Data items:
-*-*-
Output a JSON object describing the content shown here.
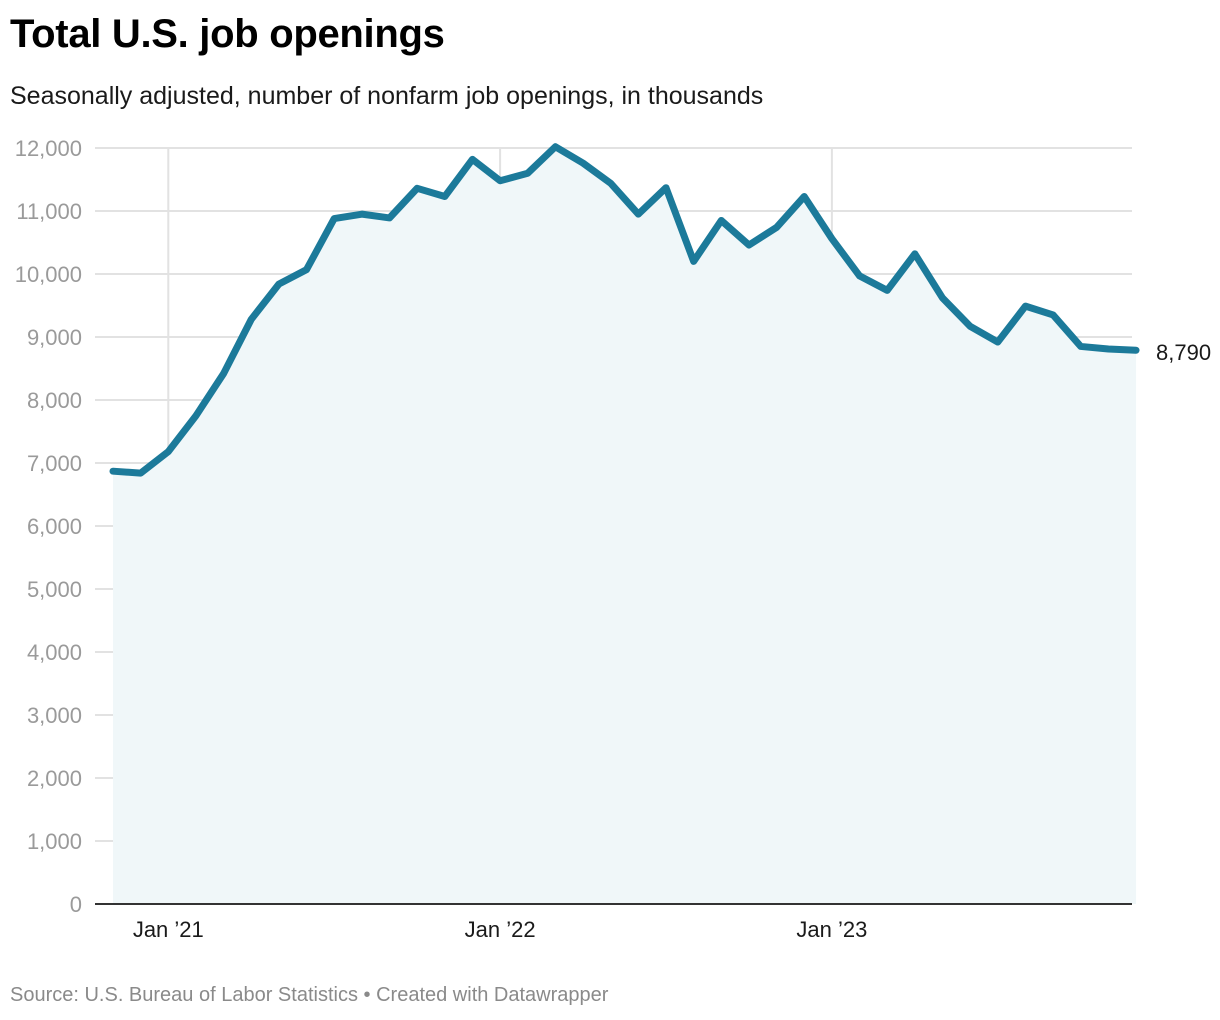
{
  "title": "Total U.S. job openings",
  "subtitle": "Seasonally adjusted, number of nonfarm job openings, in thousands",
  "footer": {
    "source": "Source: U.S. Bureau of Labor Statistics",
    "separator": "•",
    "credit": "Created with Datawrapper"
  },
  "colors": {
    "line": "#1c7a9a",
    "area": "#f0f7f9",
    "grid": "#e2e2e2",
    "axis": "#333333",
    "tick_text": "#9a9a9a",
    "label_text": "#1a1a1a"
  },
  "chart_data": {
    "type": "area",
    "title": "Total U.S. job openings",
    "subtitle": "Seasonally adjusted, number of nonfarm job openings, in thousands",
    "xlabel": "",
    "ylabel": "",
    "ylim": [
      0,
      12000
    ],
    "yticks": [
      0,
      1000,
      2000,
      3000,
      4000,
      5000,
      6000,
      7000,
      8000,
      9000,
      10000,
      11000,
      12000
    ],
    "ytick_labels": [
      "0",
      "1,000",
      "2,000",
      "3,000",
      "4,000",
      "5,000",
      "6,000",
      "7,000",
      "8,000",
      "9,000",
      "10,000",
      "11,000",
      "12,000"
    ],
    "xticks": [
      {
        "date": "2021-01",
        "label": "Jan ’21"
      },
      {
        "date": "2022-01",
        "label": "Jan ’22"
      },
      {
        "date": "2023-01",
        "label": "Jan ’23"
      }
    ],
    "grid": true,
    "legend": "none",
    "x": [
      "2020-11",
      "2020-12",
      "2021-01",
      "2021-02",
      "2021-03",
      "2021-04",
      "2021-05",
      "2021-06",
      "2021-07",
      "2021-08",
      "2021-09",
      "2021-10",
      "2021-11",
      "2021-12",
      "2022-01",
      "2022-02",
      "2022-03",
      "2022-04",
      "2022-05",
      "2022-06",
      "2022-07",
      "2022-08",
      "2022-09",
      "2022-10",
      "2022-11",
      "2022-12",
      "2023-01",
      "2023-02",
      "2023-03",
      "2023-04",
      "2023-05",
      "2023-06",
      "2023-07",
      "2023-08",
      "2023-09",
      "2023-10",
      "2023-11",
      "2023-12"
    ],
    "series": [
      {
        "values": [
          6870,
          6840,
          7180,
          7750,
          8420,
          9280,
          9840,
          10070,
          10880,
          10950,
          10890,
          11360,
          11230,
          11820,
          11480,
          11600,
          12020,
          11760,
          11440,
          10950,
          11370,
          10200,
          10850,
          10460,
          10740,
          11230,
          10560,
          9970,
          9740,
          10320,
          9620,
          9170,
          8920,
          9490,
          9350,
          8850,
          8810,
          8790
        ]
      }
    ],
    "end_label": "8,790"
  }
}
-*-*-
_WRITTEN INSTRUCTION_
All lines above containing the string "openings" are to be collected.

_RESPONSE FOR THIS EXERCISE_
  "title": "Total U.S. job openings",
  "subtitle": "Seasonally adjusted, number of nonfarm job openings, in thousands",
    "title": "Total U.S. job openings",
    "subtitle": "Seasonally adjusted, number of nonfarm job openings, in thousands",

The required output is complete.